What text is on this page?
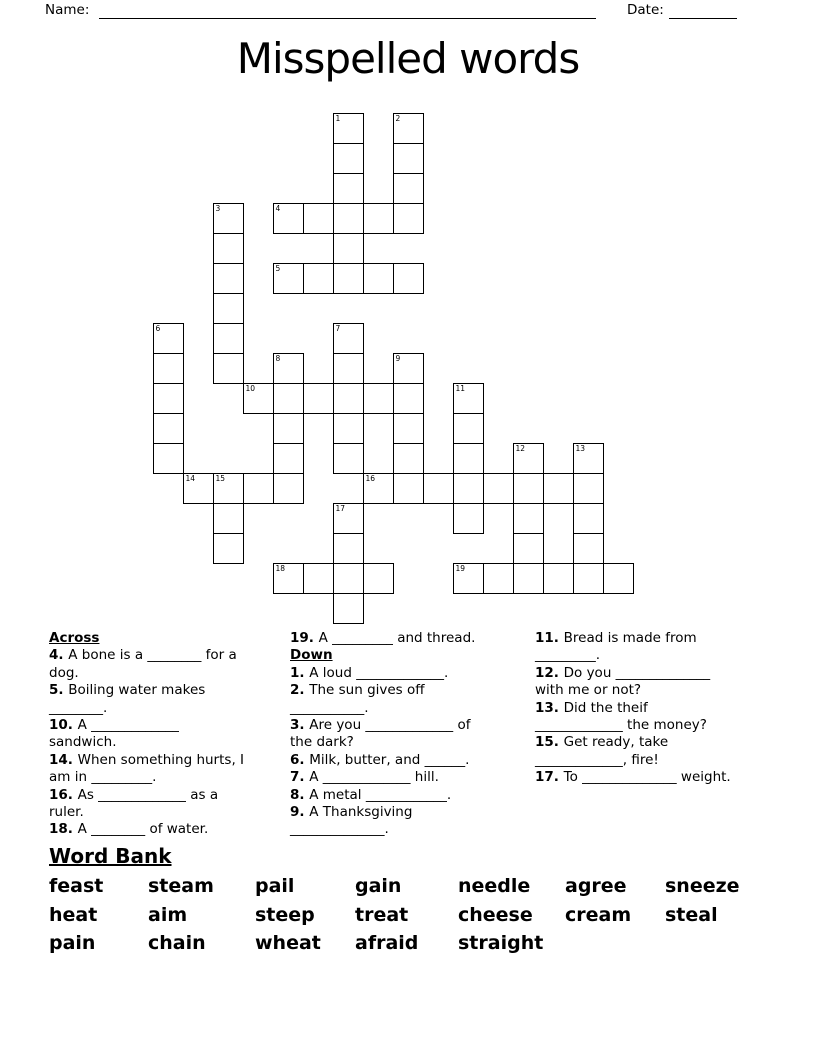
Name:	Date:
Misspelled words
1	2
3	4
5
6	7
8	9
10	11
12	13
14	15	16
17
18	19
Across
4. A bone is a ________ for a
dog.
5. Boiling water makes
________.
10. A _____________
sandwich.
14. When something hurts, I
am in _________.
16. As _____________ as a
ruler.
18. A ________ of water.
19. A _________ and thread.
Down
1. A loud _____________.
2. The sun gives off
___________.
3. Are you _____________ of
the dark?
6. Milk, butter, and ______.
7. A _____________ hill.
8. A metal ____________.
9. A Thanksgiving
______________.
11. Bread is made from
_________.
12. Do you ______________
with me or not?
13. Did the theif
_____________ the money?
15. Get ready, take
_____________, fire!
17. To ______________ weight.
Word Bank
feast	steam	pail	gain	needle	agree	sneeze
heat	aim	steep	treat	cheese	cream	steal
pain	chain	wheat	afraid	straight
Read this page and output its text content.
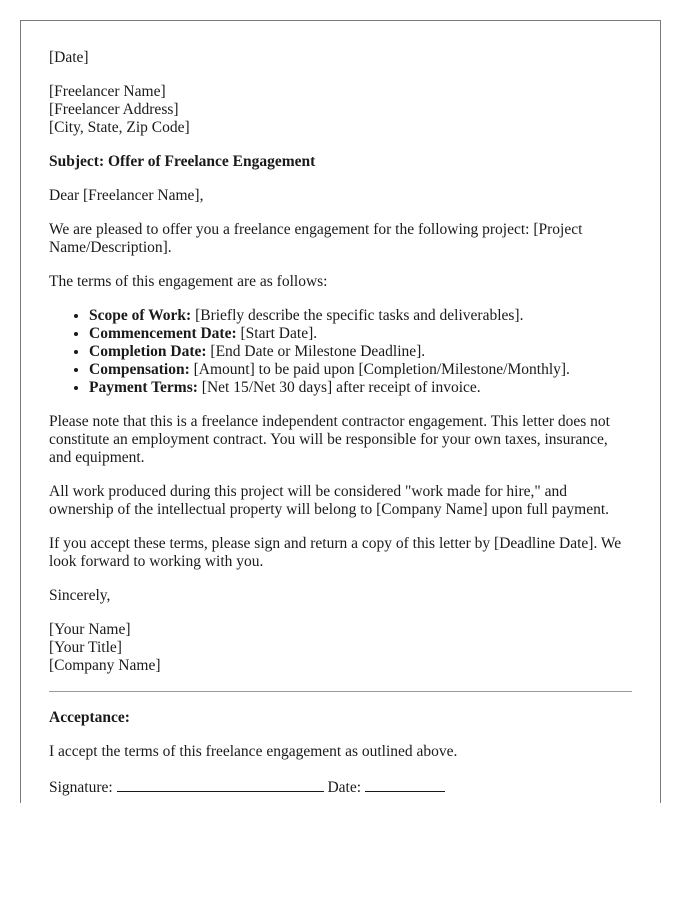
[Date]

[Freelancer Name]

[Freelancer Address]

[City, State, Zip Code]

Subject: Offer of Freelance Engagement

Dear [Freelancer Name],

We are pleased to offer you a freelance engagement for the following project: [Project Name/Description].

The terms of this engagement are as follows:

• Scope of Work: [Briefly describe the specific tasks and deliverables].
• Commencement Date: [Start Date].
• Completion Date: [End Date or Milestone Deadline].
• Compensation: [Amount] to be paid upon [Completion/Milestone/Monthly].
• Payment Terms: [Net 15/Net 30 days] after receipt of invoice.

Please note that this is a freelance independent contractor engagement. This letter does not constitute an employment contract. You will be responsible for your own taxes, insurance, and equipment.

All work produced during this project will be considered "work made for hire," and ownership of the intellectual property will belong to [Company Name] upon full payment.

If you accept these terms, please sign and return a copy of this letter by [Deadline Date]. We look forward to working with you.

Sincerely,

[Your Name]

[Your Title]

[Company Name]

Acceptance:

I accept the terms of this freelance engagement as outlined above.

Signature:	Date:
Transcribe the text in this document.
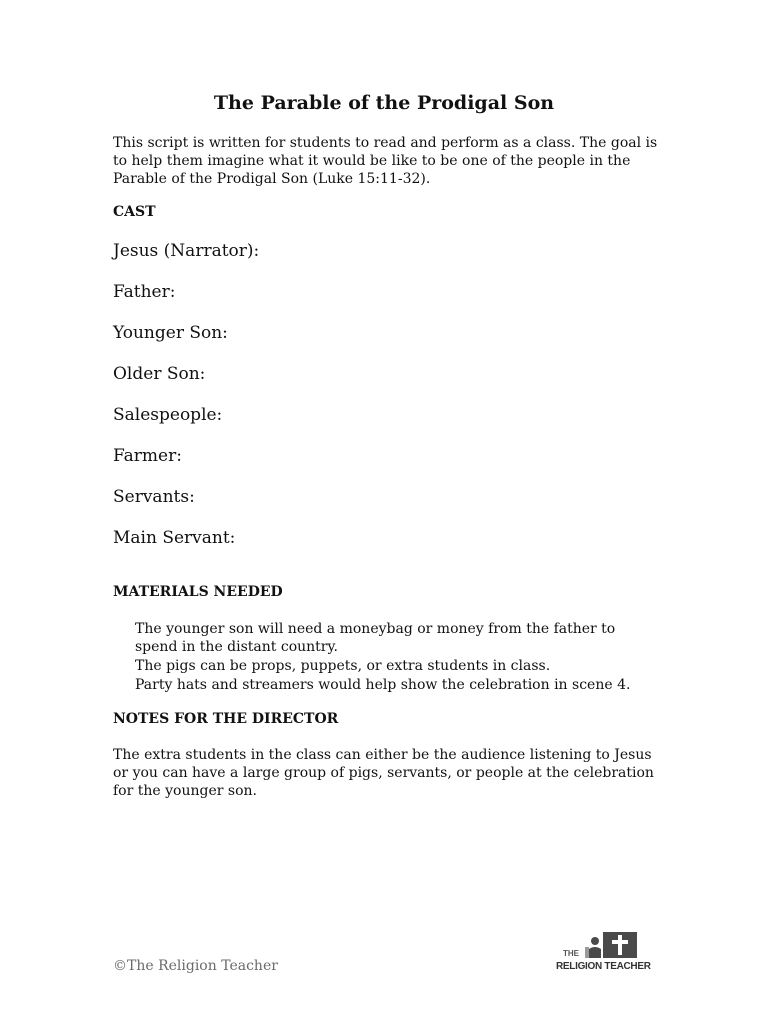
The Parable of the Prodigal Son

This script is written for students to read and perform as a class. The goal is to help them imagine what it would be like to be one of the people in the Parable of the Prodigal Son (Luke 15:11-32).

CAST
Jesus (Narrator):
Father:
Younger Son:
Older Son:
Salespeople:
Farmer:
Servants:
Main Servant:
MATERIALS NEEDED
The younger son will need a moneybag or money from the father to spend in the distant country.
The pigs can be props, puppets, or extra students in class.
Party hats and streamers would help show the celebration in scene 4.
NOTES FOR THE DIRECTOR

The extra students in the class can either be the audience listening to Jesus or you can have a large group of pigs, servants, or people at the celebration for the younger son.

©The Religion Teacher

THE
RELIGION TEACHER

----------------

Give every record again exactly, apart from the pictures, which stay out.

▸ The response
What text is on this page?
Name:	Date:
Misspelled words
1	2
3	4
5
6	7
8	9
10	11
12	13
14	15	16
17
18	19
Across
4. A bone is a ________ for a
dog.
5. Boiling water makes
________.
10. A _____________
sandwich.
14. When something hurts, I
am in _________.
16. As _____________ as a
ruler.
18. A ________ of water.
19. A _________ and thread.
Down
1. A loud _____________.
2. The sun gives off
___________.
3. Are you _____________ of
the dark?
6. Milk, butter, and ______.
7. A _____________ hill.
8. A metal ____________.
9. A Thanksgiving
______________.
11. Bread is made from
_________.
12. Do you ______________
with me or not?
13. Did the theif
_____________ the money?
15. Get ready, take
_____________, fire!
17. To ______________ weight.
Word Bank
feast	steam	pail	gain	needle	agree	sneeze
heat	aim	steep	treat	cheese	cream	steal
pain	chain	wheat	afraid	straight
Read this page and output its text content.
[Date]

[Freelancer Name]

[Freelancer Address]

[City, State, Zip Code]

Subject: Offer of Freelance Engagement

Dear [Freelancer Name],

We are pleased to offer you a freelance engagement for the following project: [Project Name/Description].

The terms of this engagement are as follows:

• Scope of Work: [Briefly describe the specific tasks and deliverables].
• Commencement Date: [Start Date].
• Completion Date: [End Date or Milestone Deadline].
• Compensation: [Amount] to be paid upon [Completion/Milestone/Monthly].
• Payment Terms: [Net 15/Net 30 days] after receipt of invoice.

Please note that this is a freelance independent contractor engagement. This letter does not constitute an employment contract. You will be responsible for your own taxes, insurance, and equipment.

All work produced during this project will be considered "work made for hire," and ownership of the intellectual property will belong to [Company Name] upon full payment.

If you accept these terms, please sign and return a copy of this letter by [Deadline Date]. We look forward to working with you.

Sincerely,

[Your Name]

[Your Title]

[Company Name]

Acceptance:

I accept the terms of this freelance engagement as outlined above.

Signature:	Date:
Transcribe the text in this document.
The Parable of the Prodigal Son

This script is written for students to read and perform as a class. The goal is to help them imagine what it would be like to be one of the people in the Parable of the Prodigal Son (Luke 15:11-32).

CAST
Jesus (Narrator):
Father:
Younger Son:
Older Son:
Salespeople:
Farmer:
Servants:
Main Servant:
MATERIALS NEEDED
The younger son will need a moneybag or money from the father to spend in the distant country.
The pigs can be props, puppets, or extra students in class.
Party hats and streamers would help show the celebration in scene 4.
NOTES FOR THE DIRECTOR

The extra students in the class can either be the audience listening to Jesus or you can have a large group of pigs, servants, or people at the celebration for the younger son.

©The Religion Teacher

THE
RELIGION TEACHER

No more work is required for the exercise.